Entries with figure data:
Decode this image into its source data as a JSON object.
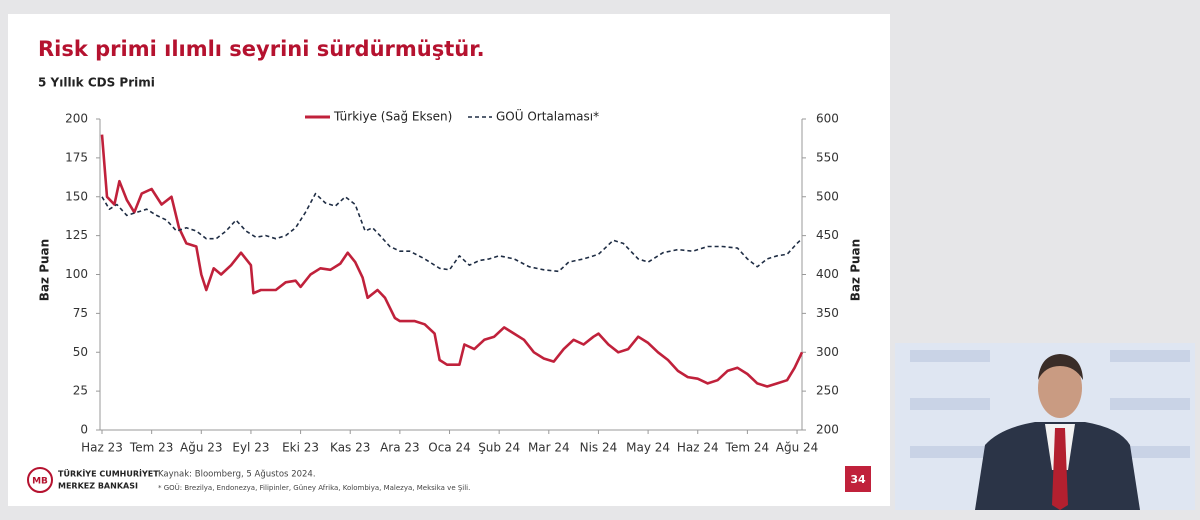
{
  "chart_data": {
    "type": "line",
    "title": "Risk primi ılımlı seyrini sürdürmüştür.",
    "subtitle": "5 Yıllık CDS Primi",
    "y_label": "Baz Puan",
    "y2_label": "Baz Puan",
    "xlim": [
      0,
      14.1
    ],
    "xticks": [
      {
        "value": 0,
        "label": "Haz 23"
      },
      {
        "value": 1,
        "label": "Tem 23"
      },
      {
        "value": 2,
        "label": "Ağu 23"
      },
      {
        "value": 3,
        "label": "Eyl 23"
      },
      {
        "value": 4,
        "label": "Eki 23"
      },
      {
        "value": 5,
        "label": "Kas 23"
      },
      {
        "value": 6,
        "label": "Ara 23"
      },
      {
        "value": 7,
        "label": "Oca 24"
      },
      {
        "value": 8,
        "label": "Şub 24"
      },
      {
        "value": 9,
        "label": "Mar 24"
      },
      {
        "value": 10,
        "label": "Nis 24"
      },
      {
        "value": 11,
        "label": "May 24"
      },
      {
        "value": 12,
        "label": "Haz 24"
      },
      {
        "value": 13,
        "label": "Tem 24"
      },
      {
        "value": 14,
        "label": "Ağu 24"
      }
    ],
    "ylim": [
      0,
      200
    ],
    "yticks": [
      0,
      25,
      50,
      75,
      100,
      125,
      150,
      175,
      200
    ],
    "y2lim": [
      200,
      600
    ],
    "y2ticks": [
      200,
      250,
      300,
      350,
      400,
      450,
      500,
      550,
      600
    ],
    "series": [
      {
        "name": "Türkiye (Sağ Eksen)",
        "color": "#c0213b",
        "style": "solid",
        "axis": "y2",
        "x": [
          0,
          0.1,
          0.25,
          0.35,
          0.5,
          0.65,
          0.8,
          1.0,
          1.2,
          1.4,
          1.55,
          1.7,
          1.9,
          2.0,
          2.1,
          2.25,
          2.4,
          2.6,
          2.8,
          3.0,
          3.05,
          3.2,
          3.5,
          3.7,
          3.9,
          4.0,
          4.2,
          4.4,
          4.6,
          4.8,
          4.95,
          5.1,
          5.25,
          5.35,
          5.55,
          5.7,
          5.9,
          6.0,
          6.3,
          6.5,
          6.7,
          6.8,
          6.95,
          7.2,
          7.3,
          7.5,
          7.7,
          7.9,
          8.1,
          8.3,
          8.5,
          8.7,
          8.9,
          9.1,
          9.3,
          9.5,
          9.7,
          9.9,
          10.0,
          10.2,
          10.4,
          10.6,
          10.8,
          11.0,
          11.2,
          11.4,
          11.6,
          11.8,
          12.0,
          12.2,
          12.4,
          12.6,
          12.8,
          13.0,
          13.2,
          13.4,
          13.6,
          13.8,
          13.95,
          14.1
        ],
        "values": [
          580,
          500,
          490,
          520,
          496,
          480,
          504,
          510,
          490,
          500,
          460,
          440,
          436,
          400,
          380,
          408,
          400,
          412,
          428,
          412,
          376,
          380,
          380,
          390,
          392,
          384,
          400,
          408,
          406,
          414,
          428,
          416,
          396,
          370,
          380,
          370,
          344,
          340,
          340,
          336,
          324,
          290,
          284,
          284,
          310,
          304,
          316,
          320,
          332,
          324,
          316,
          300,
          292,
          288,
          304,
          316,
          310,
          320,
          324,
          310,
          300,
          304,
          320,
          312,
          300,
          290,
          276,
          268,
          266,
          260,
          264,
          276,
          280,
          272,
          260,
          256,
          260,
          264,
          280,
          300
        ]
      },
      {
        "name": "GOÜ Ortalaması*",
        "color": "#1f2d44",
        "style": "dashed",
        "axis": "y",
        "x": [
          0,
          0.15,
          0.3,
          0.5,
          0.7,
          0.9,
          1.1,
          1.3,
          1.5,
          1.7,
          1.9,
          2.1,
          2.3,
          2.5,
          2.7,
          2.9,
          3.1,
          3.3,
          3.5,
          3.7,
          3.9,
          4.1,
          4.3,
          4.5,
          4.7,
          4.9,
          5.1,
          5.3,
          5.45,
          5.6,
          5.8,
          6.0,
          6.2,
          6.5,
          6.8,
          7.0,
          7.2,
          7.4,
          7.6,
          7.8,
          8.0,
          8.3,
          8.6,
          8.9,
          9.2,
          9.4,
          9.7,
          10.0,
          10.3,
          10.5,
          10.8,
          11.0,
          11.3,
          11.6,
          11.9,
          12.2,
          12.5,
          12.8,
          13.0,
          13.2,
          13.4,
          13.6,
          13.8,
          14.0,
          14.1
        ],
        "values": [
          150,
          142,
          145,
          138,
          140,
          142,
          138,
          135,
          128,
          130,
          128,
          123,
          123,
          128,
          135,
          128,
          124,
          125,
          123,
          125,
          130,
          140,
          152,
          146,
          144,
          150,
          145,
          128,
          130,
          125,
          118,
          115,
          115,
          110,
          104,
          103,
          112,
          106,
          109,
          110,
          112,
          110,
          105,
          103,
          102,
          108,
          110,
          113,
          122,
          120,
          110,
          108,
          114,
          116,
          115,
          118,
          118,
          117,
          110,
          105,
          110,
          112,
          113,
          120,
          123
        ]
      }
    ]
  },
  "slide": {
    "bank_line1": "TÜRKİYE CUMHURİYET",
    "bank_line2": "MERKEZ BANKASI",
    "source": "Kaynak: Bloomberg, 5 Ağustos 2024.",
    "note": "* GOÜ: Brezilya, Endonezya, Filipinler, Güney Afrika, Kolombiya, Malezya, Meksika ve Şili.",
    "page_number": "34"
  }
}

• [AIM OF THE EXERCISE]: For the entries above, state how many lines contain the word "name". Provide the number by itself.

• [IN RESPONSE]: 2